Directions for this task
Where the word "Output" occurs in a line, return that line.

[BEGIN Data rows]

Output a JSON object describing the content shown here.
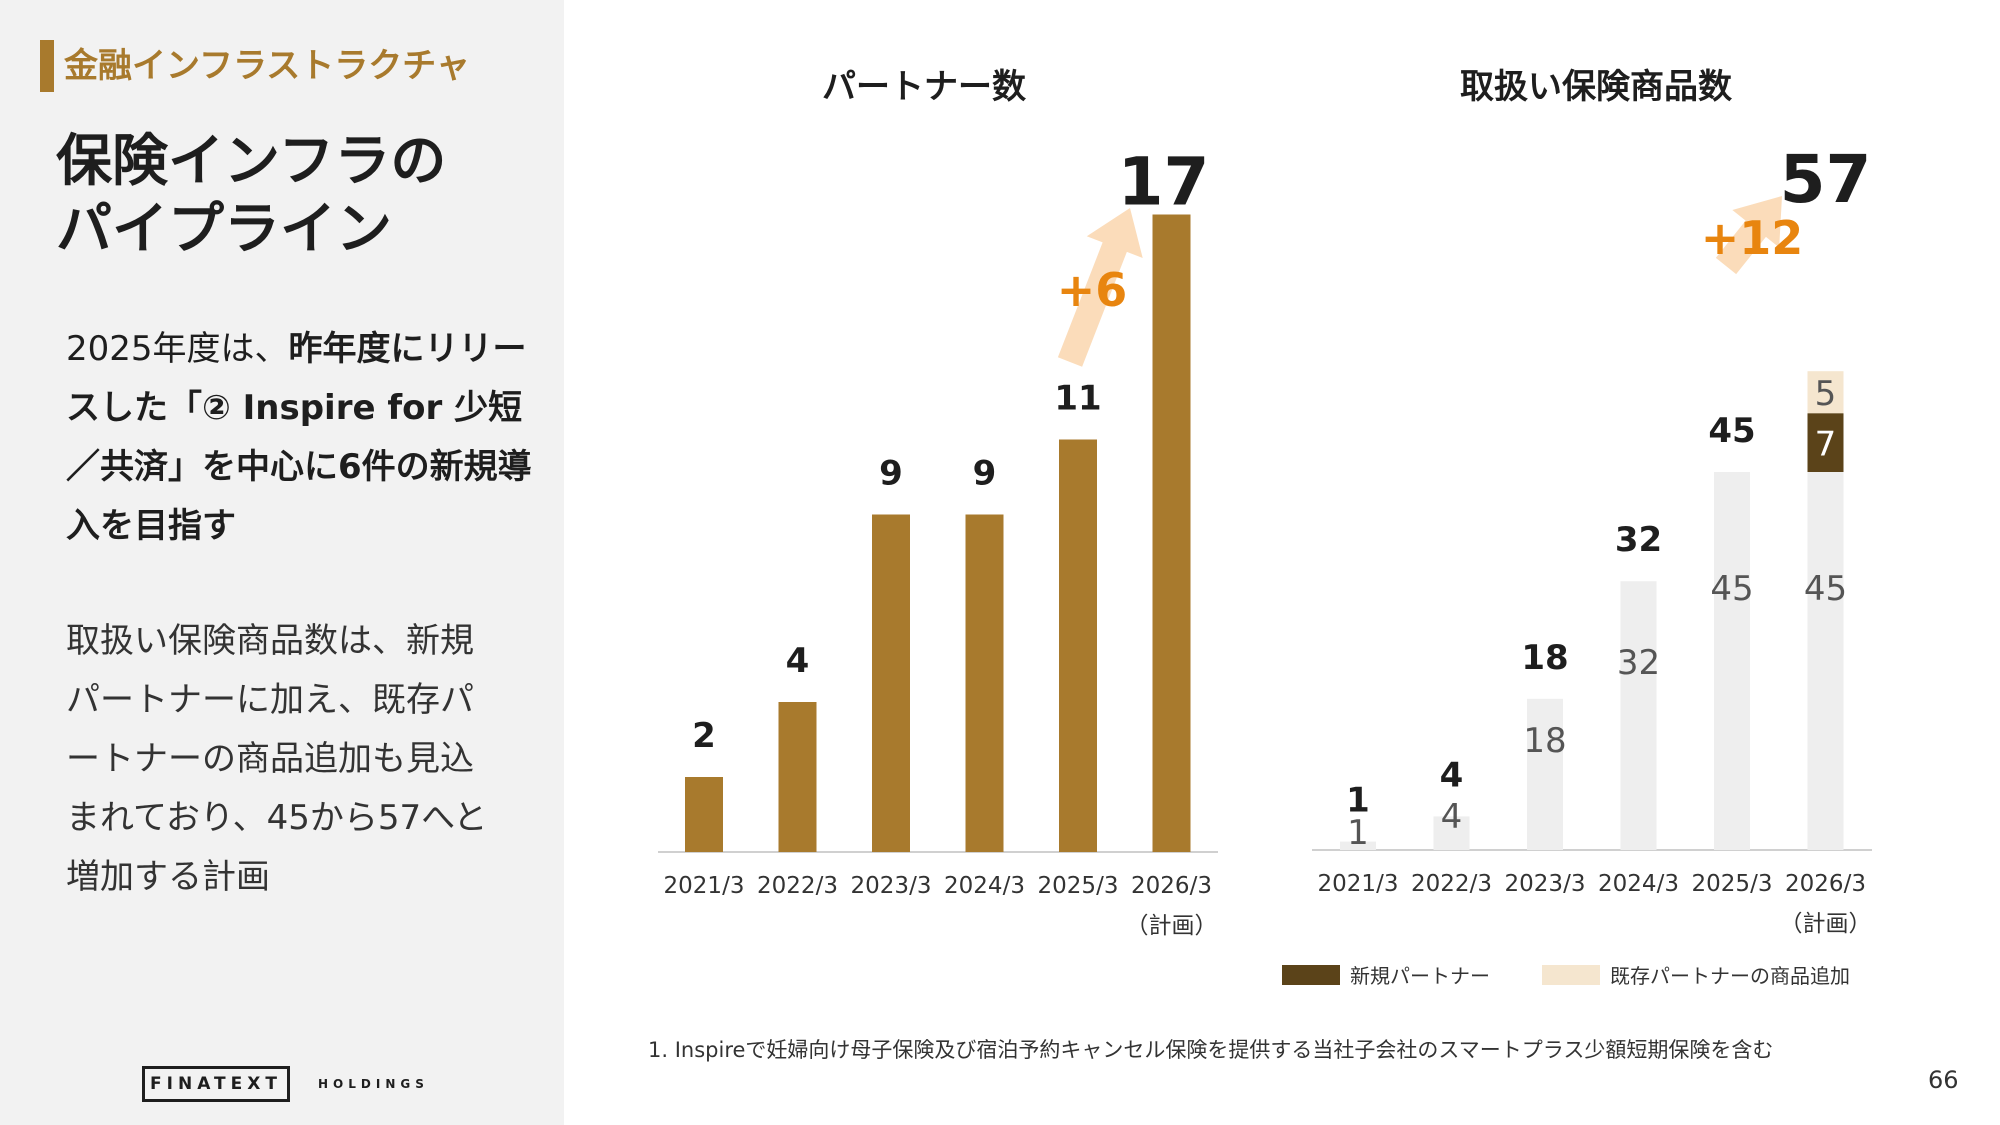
{
  "section_label": "金融インフラストラクチャ",
  "title_lines": [
    "保険インフラの",
    "パイプライン"
  ],
  "paragraph1": {
    "prefix": "2025年度は、",
    "bold": "昨年度にリリースした「② Inspire for 少短／共済」を中心に6件の新規導入を目指す"
  },
  "paragraph2": "取扱い保険商品数は、新規パートナーに加え、既存パートナーの商品追加も見込まれており、45から57へと増加する計画",
  "logo": {
    "main": "FINATEXT",
    "sub": "HOLDINGS"
  },
  "footnote": "1. Inspireで妊婦向け母子保険及び宿泊予約キャンセル保険を提供する当社子会社のスマートプラス少額短期保険を含む",
  "page_number": "66",
  "colors": {
    "gold": "#a87a2d",
    "orange": "#e8850f",
    "arrow": "#fbdcba",
    "gray_bar": "#eeeeee",
    "dark_brown": "#5b4319",
    "cream": "#f5e6cf"
  },
  "chart_data": [
    {
      "type": "bar",
      "title": "パートナー数",
      "categories": [
        "2021/3",
        "2022/3",
        "2023/3",
        "2024/3",
        "2025/3",
        "2026/3"
      ],
      "category_notes": [
        "",
        "",
        "",
        "",
        "",
        "（計画）"
      ],
      "values": [
        2,
        4,
        9,
        9,
        11,
        17
      ],
      "increase_label": "+6"
    },
    {
      "type": "bar",
      "title": "取扱い保険商品数",
      "categories": [
        "2021/3",
        "2022/3",
        "2023/3",
        "2024/3",
        "2025/3",
        "2026/3"
      ],
      "category_notes": [
        "",
        "",
        "",
        "",
        "",
        "（計画）"
      ],
      "series": [
        {
          "values": [
            1,
            4,
            18,
            32,
            45,
            45
          ]
        },
        {
          "name": "新規パートナー",
          "values": [
            0,
            0,
            0,
            0,
            0,
            7
          ]
        },
        {
          "name": "既存パートナーの商品追加",
          "values": [
            0,
            0,
            0,
            0,
            0,
            5
          ]
        }
      ],
      "totals": [
        1,
        4,
        18,
        32,
        45,
        57
      ],
      "increase_label": "+12",
      "legend": [
        "新規パートナー",
        "既存パートナーの商品追加"
      ]
    }
  ]
}
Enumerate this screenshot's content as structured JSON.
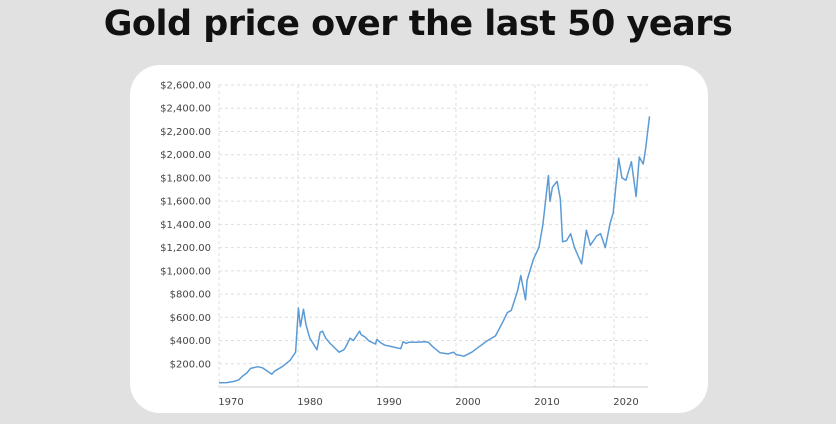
{
  "title": "Gold price over the last 50 years",
  "chart_data": {
    "type": "line",
    "title": "Gold price over the last 50 years",
    "xlabel": "",
    "ylabel": "",
    "xlim": [
      1970,
      2024.5
    ],
    "ylim": [
      0,
      2600
    ],
    "grid": true,
    "x_ticks": [
      1970,
      1980,
      1990,
      2000,
      2010,
      2020
    ],
    "x_tick_labels": [
      "1970",
      "1980",
      "1990",
      "2000",
      "2010",
      "2020"
    ],
    "y_ticks": [
      200,
      400,
      600,
      800,
      1000,
      1200,
      1400,
      1600,
      1800,
      2000,
      2200,
      2400,
      2600
    ],
    "y_tick_labels": [
      "$200.00",
      "$400.00",
      "$600.00",
      "$800.00",
      "$1,000.00",
      "$1,200.00",
      "$1,400.00",
      "$1,600.00",
      "$1,800.00",
      "$2,000.00",
      "$2,200.00",
      "$2,400.00",
      "$2,600.00"
    ],
    "series": [
      {
        "name": "Gold price",
        "color": "#5b9bd5",
        "x": [
          1970,
          1971,
          1972,
          1972.5,
          1973,
          1973.5,
          1974,
          1974.9,
          1975.5,
          1976.7,
          1977,
          1978,
          1979,
          1979.7,
          1980.05,
          1980.3,
          1980.7,
          1981,
          1981.5,
          1982.4,
          1982.8,
          1983.1,
          1983.5,
          1984,
          1985.2,
          1985.8,
          1986,
          1986.6,
          1987,
          1987.8,
          1988,
          1988.5,
          1989,
          1989.8,
          1990,
          1990.5,
          1991,
          1992,
          1993,
          1993.3,
          1993.7,
          1994,
          1995,
          1996,
          1996.5,
          1997,
          1997.8,
          1998,
          1999,
          1999.7,
          2000,
          2001,
          2002,
          2003,
          2004,
          2005,
          2006,
          2006.5,
          2007,
          2007.8,
          2008.2,
          2008.8,
          2009,
          2009.8,
          2010.5,
          2011,
          2011.7,
          2011.9,
          2012.2,
          2012.8,
          2013.2,
          2013.5,
          2014,
          2014.5,
          2015,
          2015.9,
          2016.5,
          2017,
          2017.8,
          2018.3,
          2018.9,
          2019.5,
          2019.9,
          2020.6,
          2021,
          2021.5,
          2022.2,
          2022.8,
          2023.2,
          2023.7,
          2024,
          2024.5
        ],
        "y": [
          36,
          38,
          50,
          62,
          95,
          120,
          160,
          175,
          165,
          110,
          135,
          175,
          230,
          300,
          680,
          520,
          670,
          540,
          420,
          320,
          470,
          480,
          420,
          380,
          300,
          320,
          340,
          420,
          400,
          480,
          450,
          430,
          395,
          370,
          410,
          380,
          360,
          345,
          330,
          390,
          375,
          385,
          385,
          390,
          385,
          350,
          305,
          295,
          285,
          300,
          280,
          265,
          300,
          350,
          400,
          440,
          570,
          640,
          660,
          830,
          960,
          750,
          920,
          1100,
          1200,
          1400,
          1820,
          1600,
          1720,
          1770,
          1620,
          1250,
          1260,
          1320,
          1200,
          1060,
          1350,
          1220,
          1300,
          1320,
          1200,
          1410,
          1500,
          1970,
          1800,
          1780,
          1940,
          1640,
          1980,
          1920,
          2050,
          2330
        ]
      }
    ]
  }
}
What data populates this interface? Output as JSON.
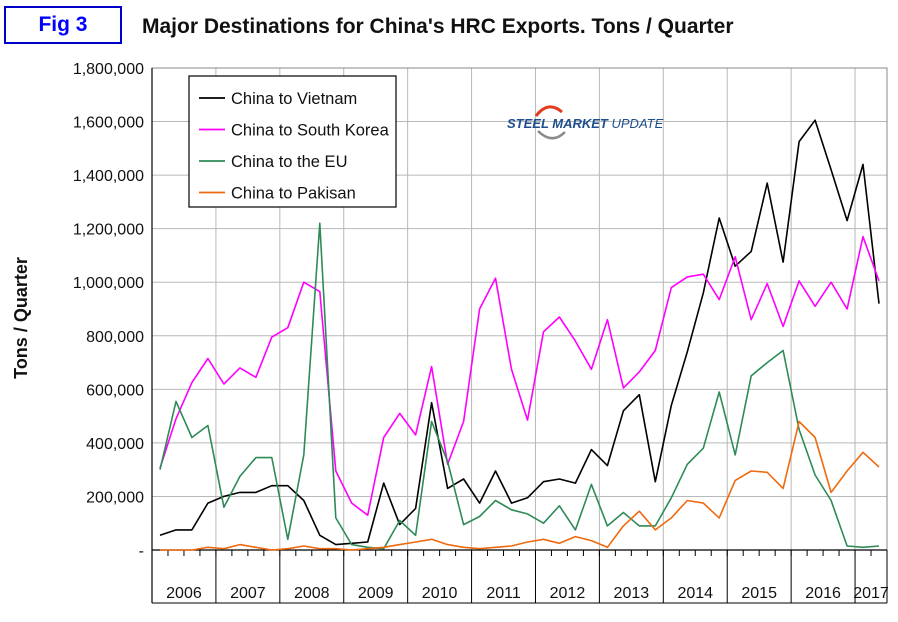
{
  "figure": {
    "label": "Fig 3",
    "title": "Major Destinations for China's HRC Exports. Tons / Quarter"
  },
  "logo": {
    "text_a": "STEEL MARKET",
    "text_b": " UPDATE"
  },
  "colors": {
    "vietnam": "#000000",
    "south_korea": "#ff00ff",
    "eu": "#2e8b57",
    "pakistan": "#ee6a10",
    "grid": "#b8b8b8",
    "label_border": "#0000cc",
    "label_text": "#0000ff"
  },
  "chart_data": {
    "type": "line",
    "title": "Major Destinations for China's HRC Exports. Tons / Quarter",
    "xlabel": "",
    "ylabel": "Tons / Quarter",
    "ylim": [
      0,
      1800000
    ],
    "yticks": [
      0,
      200000,
      400000,
      600000,
      800000,
      1000000,
      1200000,
      1400000,
      1600000,
      1800000
    ],
    "ytick_labels": [
      "-",
      "200,000",
      "400,000",
      "600,000",
      "800,000",
      "1,000,000",
      "1,200,000",
      "1,400,000",
      "1,600,000",
      "1,800,000"
    ],
    "year_labels": [
      "2006",
      "2007",
      "2008",
      "2009",
      "2010",
      "2011",
      "2012",
      "2013",
      "2014",
      "2015",
      "2016",
      "2017"
    ],
    "x_points": 46,
    "grid": true,
    "legend_position": "top-left",
    "series": [
      {
        "name": "China to Vietnam",
        "color_key": "vietnam",
        "values": [
          55000,
          75000,
          75000,
          175000,
          200000,
          215000,
          215000,
          240000,
          240000,
          185000,
          55000,
          20000,
          25000,
          30000,
          250000,
          95000,
          155000,
          550000,
          230000,
          265000,
          175000,
          295000,
          175000,
          195000,
          255000,
          265000,
          250000,
          375000,
          315000,
          520000,
          580000,
          255000,
          540000,
          740000,
          960000,
          1240000,
          1060000,
          1115000,
          1370000,
          1075000,
          1525000,
          1605000,
          1420000,
          1230000,
          1440000,
          920000
        ]
      },
      {
        "name": "China to South Korea",
        "color_key": "south_korea",
        "values": [
          305000,
          490000,
          625000,
          715000,
          620000,
          680000,
          645000,
          795000,
          830000,
          1000000,
          965000,
          295000,
          175000,
          130000,
          420000,
          510000,
          430000,
          685000,
          320000,
          480000,
          900000,
          1015000,
          675000,
          485000,
          815000,
          870000,
          780000,
          675000,
          860000,
          605000,
          665000,
          745000,
          980000,
          1020000,
          1030000,
          935000,
          1095000,
          860000,
          995000,
          835000,
          1005000,
          910000,
          1000000,
          900000,
          1170000,
          1005000
        ]
      },
      {
        "name": "China to the EU",
        "color_key": "eu",
        "values": [
          300000,
          555000,
          420000,
          465000,
          160000,
          275000,
          345000,
          345000,
          40000,
          355000,
          1220000,
          120000,
          20000,
          10000,
          5000,
          110000,
          55000,
          480000,
          330000,
          95000,
          125000,
          185000,
          150000,
          135000,
          100000,
          165000,
          75000,
          245000,
          90000,
          140000,
          90000,
          90000,
          195000,
          320000,
          380000,
          590000,
          355000,
          650000,
          700000,
          745000,
          450000,
          280000,
          185000,
          15000,
          10000,
          15000
        ]
      },
      {
        "name": "China to Pakisan",
        "color_key": "pakistan",
        "values": [
          0,
          0,
          0,
          10000,
          5000,
          20000,
          10000,
          0,
          5000,
          15000,
          5000,
          5000,
          0,
          5000,
          10000,
          20000,
          30000,
          40000,
          20000,
          10000,
          5000,
          10000,
          15000,
          30000,
          40000,
          25000,
          50000,
          35000,
          10000,
          90000,
          145000,
          75000,
          120000,
          185000,
          175000,
          120000,
          260000,
          295000,
          290000,
          230000,
          480000,
          420000,
          215000,
          295000,
          365000,
          310000
        ]
      }
    ]
  }
}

[END Data rows]

Written answer
Output a JSON object describing the content shown here.
What data populates this interface? Output as JSON.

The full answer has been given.